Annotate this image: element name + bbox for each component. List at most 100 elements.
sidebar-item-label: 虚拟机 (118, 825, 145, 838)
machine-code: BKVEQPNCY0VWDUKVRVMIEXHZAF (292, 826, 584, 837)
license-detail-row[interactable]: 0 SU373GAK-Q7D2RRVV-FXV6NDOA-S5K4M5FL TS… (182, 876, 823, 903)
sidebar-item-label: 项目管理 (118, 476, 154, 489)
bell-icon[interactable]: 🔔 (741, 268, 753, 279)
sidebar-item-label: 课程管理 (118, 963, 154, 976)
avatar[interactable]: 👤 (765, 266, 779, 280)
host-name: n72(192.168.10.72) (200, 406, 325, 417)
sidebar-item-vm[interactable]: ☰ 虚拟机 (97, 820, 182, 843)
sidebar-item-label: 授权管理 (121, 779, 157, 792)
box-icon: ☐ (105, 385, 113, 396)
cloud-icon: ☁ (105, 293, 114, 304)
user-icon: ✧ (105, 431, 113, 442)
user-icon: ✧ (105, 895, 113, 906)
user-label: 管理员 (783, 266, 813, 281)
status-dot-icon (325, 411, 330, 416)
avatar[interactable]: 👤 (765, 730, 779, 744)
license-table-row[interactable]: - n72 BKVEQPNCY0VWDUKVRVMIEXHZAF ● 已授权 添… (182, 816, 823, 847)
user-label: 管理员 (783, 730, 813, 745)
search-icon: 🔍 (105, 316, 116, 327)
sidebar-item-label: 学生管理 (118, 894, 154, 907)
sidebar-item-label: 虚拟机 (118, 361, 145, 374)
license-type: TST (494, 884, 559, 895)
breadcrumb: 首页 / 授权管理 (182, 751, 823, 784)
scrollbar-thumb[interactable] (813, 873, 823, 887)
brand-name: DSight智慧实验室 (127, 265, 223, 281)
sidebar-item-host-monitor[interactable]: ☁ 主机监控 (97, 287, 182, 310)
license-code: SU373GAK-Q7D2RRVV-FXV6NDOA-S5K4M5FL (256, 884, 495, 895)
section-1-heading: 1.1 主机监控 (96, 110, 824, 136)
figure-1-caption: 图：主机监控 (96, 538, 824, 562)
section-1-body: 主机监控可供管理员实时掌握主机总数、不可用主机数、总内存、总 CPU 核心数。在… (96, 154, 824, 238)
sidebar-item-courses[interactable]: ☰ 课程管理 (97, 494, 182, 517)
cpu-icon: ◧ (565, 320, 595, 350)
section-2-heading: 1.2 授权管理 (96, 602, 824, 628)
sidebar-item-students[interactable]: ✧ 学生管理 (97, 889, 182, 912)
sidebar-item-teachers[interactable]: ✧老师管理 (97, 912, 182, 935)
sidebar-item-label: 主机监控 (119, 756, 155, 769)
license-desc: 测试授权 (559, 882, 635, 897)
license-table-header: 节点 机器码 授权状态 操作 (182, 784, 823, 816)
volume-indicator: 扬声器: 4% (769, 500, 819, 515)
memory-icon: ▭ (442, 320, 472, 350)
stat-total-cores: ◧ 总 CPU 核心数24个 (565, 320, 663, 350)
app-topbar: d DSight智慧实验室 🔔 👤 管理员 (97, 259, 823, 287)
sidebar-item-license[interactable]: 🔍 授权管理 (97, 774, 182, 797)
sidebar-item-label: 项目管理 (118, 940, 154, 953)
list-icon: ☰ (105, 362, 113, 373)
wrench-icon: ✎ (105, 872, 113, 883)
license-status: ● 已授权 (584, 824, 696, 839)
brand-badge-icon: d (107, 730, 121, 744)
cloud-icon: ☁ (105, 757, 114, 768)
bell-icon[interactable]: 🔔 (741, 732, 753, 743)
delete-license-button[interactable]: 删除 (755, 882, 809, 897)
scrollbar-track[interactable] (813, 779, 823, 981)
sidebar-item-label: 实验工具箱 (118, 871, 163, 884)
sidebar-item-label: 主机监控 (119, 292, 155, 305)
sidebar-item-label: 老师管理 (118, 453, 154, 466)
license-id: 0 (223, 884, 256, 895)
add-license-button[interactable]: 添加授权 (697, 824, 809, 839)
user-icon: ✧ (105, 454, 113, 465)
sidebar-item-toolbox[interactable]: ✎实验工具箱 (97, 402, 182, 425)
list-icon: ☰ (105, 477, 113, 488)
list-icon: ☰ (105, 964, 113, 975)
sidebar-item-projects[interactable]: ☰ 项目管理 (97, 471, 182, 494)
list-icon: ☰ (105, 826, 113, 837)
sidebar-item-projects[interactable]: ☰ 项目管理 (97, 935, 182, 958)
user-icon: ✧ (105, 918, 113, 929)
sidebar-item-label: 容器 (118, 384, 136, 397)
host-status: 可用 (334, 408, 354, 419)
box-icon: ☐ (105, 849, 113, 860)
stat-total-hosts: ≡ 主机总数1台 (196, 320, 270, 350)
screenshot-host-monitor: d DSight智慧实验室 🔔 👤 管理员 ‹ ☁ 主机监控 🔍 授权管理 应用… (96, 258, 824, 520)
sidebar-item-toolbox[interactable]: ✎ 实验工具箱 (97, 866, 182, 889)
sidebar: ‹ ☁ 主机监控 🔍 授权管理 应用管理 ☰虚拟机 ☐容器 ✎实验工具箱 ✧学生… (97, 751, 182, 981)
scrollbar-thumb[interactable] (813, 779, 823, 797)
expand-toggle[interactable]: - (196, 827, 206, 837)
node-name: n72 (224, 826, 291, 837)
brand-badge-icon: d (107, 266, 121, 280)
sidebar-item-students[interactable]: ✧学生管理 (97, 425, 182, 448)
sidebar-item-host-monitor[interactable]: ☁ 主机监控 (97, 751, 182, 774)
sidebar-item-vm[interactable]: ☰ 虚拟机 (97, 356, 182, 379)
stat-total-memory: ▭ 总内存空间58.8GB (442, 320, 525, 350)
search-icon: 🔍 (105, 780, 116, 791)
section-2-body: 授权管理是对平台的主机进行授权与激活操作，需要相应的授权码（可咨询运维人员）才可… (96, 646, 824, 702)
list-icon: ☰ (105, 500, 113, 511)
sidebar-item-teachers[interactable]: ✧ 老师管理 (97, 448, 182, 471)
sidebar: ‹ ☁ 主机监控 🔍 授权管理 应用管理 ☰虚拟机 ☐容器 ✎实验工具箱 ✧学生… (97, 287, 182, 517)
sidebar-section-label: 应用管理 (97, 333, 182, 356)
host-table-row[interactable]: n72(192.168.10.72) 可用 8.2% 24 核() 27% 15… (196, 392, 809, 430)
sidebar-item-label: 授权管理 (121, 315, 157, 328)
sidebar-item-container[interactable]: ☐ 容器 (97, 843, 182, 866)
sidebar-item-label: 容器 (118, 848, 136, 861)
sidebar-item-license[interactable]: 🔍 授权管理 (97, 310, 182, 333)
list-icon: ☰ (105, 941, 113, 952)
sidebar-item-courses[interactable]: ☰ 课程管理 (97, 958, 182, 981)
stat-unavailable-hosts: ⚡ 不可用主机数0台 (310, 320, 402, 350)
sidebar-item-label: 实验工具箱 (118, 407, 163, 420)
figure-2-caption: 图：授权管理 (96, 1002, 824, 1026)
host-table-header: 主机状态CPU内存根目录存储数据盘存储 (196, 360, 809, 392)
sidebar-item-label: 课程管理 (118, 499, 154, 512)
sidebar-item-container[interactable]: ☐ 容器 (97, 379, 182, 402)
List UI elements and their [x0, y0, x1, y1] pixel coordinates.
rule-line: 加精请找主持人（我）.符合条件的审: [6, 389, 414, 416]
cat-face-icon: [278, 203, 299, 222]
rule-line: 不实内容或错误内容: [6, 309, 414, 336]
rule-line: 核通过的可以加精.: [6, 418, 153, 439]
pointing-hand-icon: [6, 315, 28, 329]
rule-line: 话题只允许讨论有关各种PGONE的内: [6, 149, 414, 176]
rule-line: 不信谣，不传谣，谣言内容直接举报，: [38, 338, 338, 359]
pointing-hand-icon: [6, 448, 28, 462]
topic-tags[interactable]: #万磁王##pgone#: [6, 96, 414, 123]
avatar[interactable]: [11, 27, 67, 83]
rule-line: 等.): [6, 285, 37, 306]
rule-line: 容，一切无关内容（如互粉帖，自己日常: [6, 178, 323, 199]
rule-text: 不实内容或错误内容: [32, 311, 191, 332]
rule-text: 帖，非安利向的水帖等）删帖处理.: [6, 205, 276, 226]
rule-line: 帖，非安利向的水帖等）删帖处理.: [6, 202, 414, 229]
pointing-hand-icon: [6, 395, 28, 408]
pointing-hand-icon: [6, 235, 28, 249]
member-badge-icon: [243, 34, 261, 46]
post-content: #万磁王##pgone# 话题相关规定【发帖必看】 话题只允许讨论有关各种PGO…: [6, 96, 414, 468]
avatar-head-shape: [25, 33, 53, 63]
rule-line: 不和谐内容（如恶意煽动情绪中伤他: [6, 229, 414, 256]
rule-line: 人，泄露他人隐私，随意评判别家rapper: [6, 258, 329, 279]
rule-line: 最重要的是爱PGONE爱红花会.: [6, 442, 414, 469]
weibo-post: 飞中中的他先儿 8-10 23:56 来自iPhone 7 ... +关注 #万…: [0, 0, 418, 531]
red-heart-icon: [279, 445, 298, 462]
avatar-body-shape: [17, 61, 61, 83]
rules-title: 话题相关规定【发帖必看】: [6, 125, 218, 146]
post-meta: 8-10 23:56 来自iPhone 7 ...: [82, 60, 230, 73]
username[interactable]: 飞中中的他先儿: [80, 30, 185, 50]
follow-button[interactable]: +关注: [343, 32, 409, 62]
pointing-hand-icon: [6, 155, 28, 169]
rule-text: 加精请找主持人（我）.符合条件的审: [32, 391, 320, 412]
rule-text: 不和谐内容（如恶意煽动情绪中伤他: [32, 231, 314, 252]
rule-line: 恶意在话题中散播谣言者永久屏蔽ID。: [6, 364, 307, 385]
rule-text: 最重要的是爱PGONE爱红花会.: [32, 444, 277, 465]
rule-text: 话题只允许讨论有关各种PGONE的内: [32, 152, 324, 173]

§ Given exercise: Copy the rows from the first line up to and including the line with "cloud-icon: ☁ (105, 293, 114, 304)", keeping every line unchanged.

§ Complete response:
Annotate this image: element name + bbox for each component. List at most 100 elements.
sidebar-item-label: 虚拟机 (118, 825, 145, 838)
machine-code: BKVEQPNCY0VWDUKVRVMIEXHZAF (292, 826, 584, 837)
license-detail-row[interactable]: 0 SU373GAK-Q7D2RRVV-FXV6NDOA-S5K4M5FL TS… (182, 876, 823, 903)
sidebar-item-label: 项目管理 (118, 476, 154, 489)
bell-icon[interactable]: 🔔 (741, 268, 753, 279)
sidebar-item-label: 课程管理 (118, 963, 154, 976)
avatar[interactable]: 👤 (765, 266, 779, 280)
host-name: n72(192.168.10.72) (200, 406, 325, 417)
sidebar-item-vm[interactable]: ☰ 虚拟机 (97, 820, 182, 843)
sidebar-item-label: 授权管理 (121, 779, 157, 792)
box-icon: ☐ (105, 385, 113, 396)
cloud-icon: ☁ (105, 293, 114, 304)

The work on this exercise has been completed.